PROBLEM TO SOLVE: Below, find each line holding "埋管垫层基础" and state how many there are, using the number alone.

DATA FOR PROCESSING:
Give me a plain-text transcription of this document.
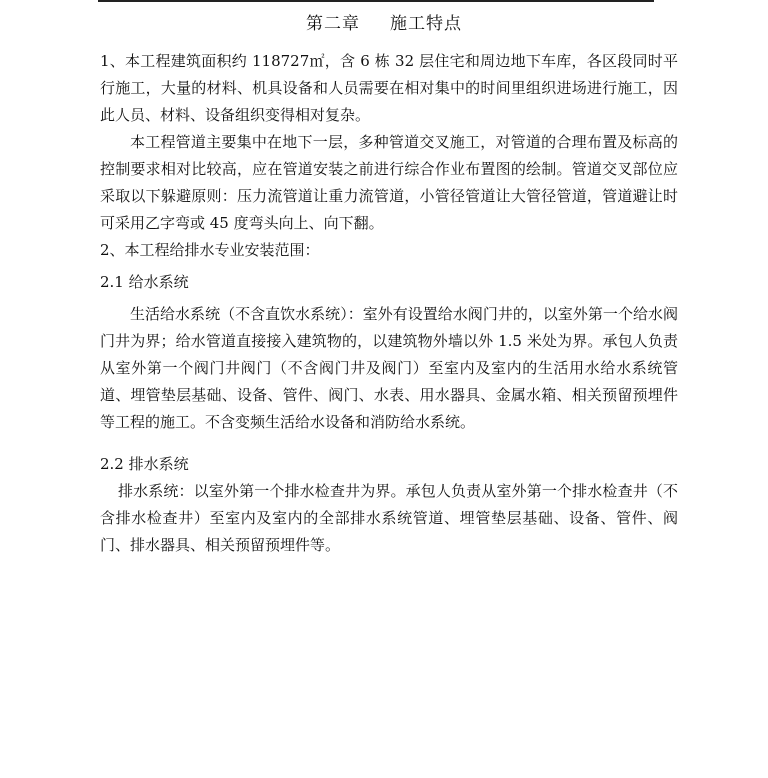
第二章 施工特点

1、本工程建筑面积约 118727㎡，含 6 栋 32 层住宅和周边地下车库，各区段同时平行施工，大量的材料、机具设备和人员需要在相对集中的时间里组织进场进行施工，因此人员、材料、设备组织变得相对复杂。

本工程管道主要集中在地下一层，多种管道交叉施工，对管道的合理布置及标高的控制要求相对比较高，应在管道安装之前进行综合作业布置图的绘制。管道交叉部位应采取以下躲避原则：压力流管道让重力流管道，小管径管道让大管径管道，管道避让时可采用乙字弯或 45 度弯头向上、向下翻。

2、本工程给排水专业安装范围：

2.1 给水系统

生活给水系统（不含直饮水系统）：室外有设置给水阀门井的，以室外第一个给水阀门井为界；给水管道直接接入建筑物的，以建筑物外墙以外 1.5 米处为界。承包人负责从室外第一个阀门井阀门（不含阀门井及阀门）至室内及室内的生活用水给水系统管道、埋管垫层基础、设备、管件、阀门、水表、用水器具、金属水箱、相关预留预埋件等工程的施工。不含变频生活给水设备和消防给水系统。

2.2 排水系统

排水系统：以室外第一个排水检查井为界。承包人负责从室外第一个排水检查井（不含排水检查井）至室内及室内的全部排水系统管道、埋管垫层基础、设备、管件、阀门、排水器具、相关预留预埋件等。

WRITTEN SOLUTION: 2